[Stored records]

** Begin **

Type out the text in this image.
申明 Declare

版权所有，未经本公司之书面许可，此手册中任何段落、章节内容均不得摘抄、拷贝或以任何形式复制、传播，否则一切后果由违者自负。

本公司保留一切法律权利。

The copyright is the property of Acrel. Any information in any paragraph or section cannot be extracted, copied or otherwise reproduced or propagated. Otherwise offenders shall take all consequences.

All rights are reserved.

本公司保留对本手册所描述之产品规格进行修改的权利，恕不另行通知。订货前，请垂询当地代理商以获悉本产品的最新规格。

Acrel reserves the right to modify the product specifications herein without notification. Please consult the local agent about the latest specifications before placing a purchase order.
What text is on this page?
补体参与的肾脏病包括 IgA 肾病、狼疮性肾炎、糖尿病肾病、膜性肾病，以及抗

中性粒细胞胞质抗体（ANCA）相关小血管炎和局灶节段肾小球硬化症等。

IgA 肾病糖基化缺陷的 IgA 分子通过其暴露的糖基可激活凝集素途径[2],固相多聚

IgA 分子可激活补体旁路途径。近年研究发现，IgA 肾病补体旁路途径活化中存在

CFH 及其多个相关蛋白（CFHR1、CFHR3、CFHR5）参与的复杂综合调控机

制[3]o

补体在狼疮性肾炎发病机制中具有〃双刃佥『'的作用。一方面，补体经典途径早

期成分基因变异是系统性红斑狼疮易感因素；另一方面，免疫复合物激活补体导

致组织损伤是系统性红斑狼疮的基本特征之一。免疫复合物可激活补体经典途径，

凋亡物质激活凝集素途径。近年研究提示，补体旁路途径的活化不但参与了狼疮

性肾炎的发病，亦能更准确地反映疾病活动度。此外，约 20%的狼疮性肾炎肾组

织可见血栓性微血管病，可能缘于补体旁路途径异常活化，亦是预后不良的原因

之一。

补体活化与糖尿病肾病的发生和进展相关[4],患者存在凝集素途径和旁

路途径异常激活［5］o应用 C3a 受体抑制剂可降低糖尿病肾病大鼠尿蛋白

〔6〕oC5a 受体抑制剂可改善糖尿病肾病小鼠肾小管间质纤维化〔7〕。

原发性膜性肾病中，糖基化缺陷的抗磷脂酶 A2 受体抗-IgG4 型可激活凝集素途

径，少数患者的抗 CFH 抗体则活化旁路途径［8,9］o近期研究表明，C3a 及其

** End **

REQUIRED TASK
Write out each line of the data above again, exactly as given.

RESULT
Type out the text in this image.
申明 Declare

版权所有，未经本公司之书面许可，此手册中任何段落、章节内容均不得摘抄、拷贝或以任何形式复制、传播，否则一切后果由违者自负。

本公司保留一切法律权利。

The copyright is the property of Acrel. Any information in any paragraph or section cannot be extracted, copied or otherwise reproduced or propagated. Otherwise offenders shall take all consequences.

All rights are reserved.

本公司保留对本手册所描述之产品规格进行修改的权利，恕不另行通知。订货前，请垂询当地代理商以获悉本产品的最新规格。

Acrel reserves the right to modify the product specifications herein without notification. Please consult the local agent about the latest specifications before placing a purchase order.
What text is on this page?
补体参与的肾脏病包括 IgA 肾病、狼疮性肾炎、糖尿病肾病、膜性肾病，以及抗

中性粒细胞胞质抗体（ANCA）相关小血管炎和局灶节段肾小球硬化症等。

IgA 肾病糖基化缺陷的 IgA 分子通过其暴露的糖基可激活凝集素途径[2],固相多聚

IgA 分子可激活补体旁路途径。近年研究发现，IgA 肾病补体旁路途径活化中存在

CFH 及其多个相关蛋白（CFHR1、CFHR3、CFHR5）参与的复杂综合调控机

制[3]o

补体在狼疮性肾炎发病机制中具有〃双刃佥『'的作用。一方面，补体经典途径早

期成分基因变异是系统性红斑狼疮易感因素；另一方面，免疫复合物激活补体导

致组织损伤是系统性红斑狼疮的基本特征之一。免疫复合物可激活补体经典途径，

凋亡物质激活凝集素途径。近年研究提示，补体旁路途径的活化不但参与了狼疮

性肾炎的发病，亦能更准确地反映疾病活动度。此外，约 20%的狼疮性肾炎肾组

织可见血栓性微血管病，可能缘于补体旁路途径异常活化，亦是预后不良的原因

之一。

补体活化与糖尿病肾病的发生和进展相关[4],患者存在凝集素途径和旁

路途径异常激活［5］o应用 C3a 受体抑制剂可降低糖尿病肾病大鼠尿蛋白

〔6〕oC5a 受体抑制剂可改善糖尿病肾病小鼠肾小管间质纤维化〔7〕。

原发性膜性肾病中，糖基化缺陷的抗磷脂酶 A2 受体抗-IgG4 型可激活凝集素途

径，少数患者的抗 CFH 抗体则活化旁路途径［8,9］o近期研究表明，C3a 及其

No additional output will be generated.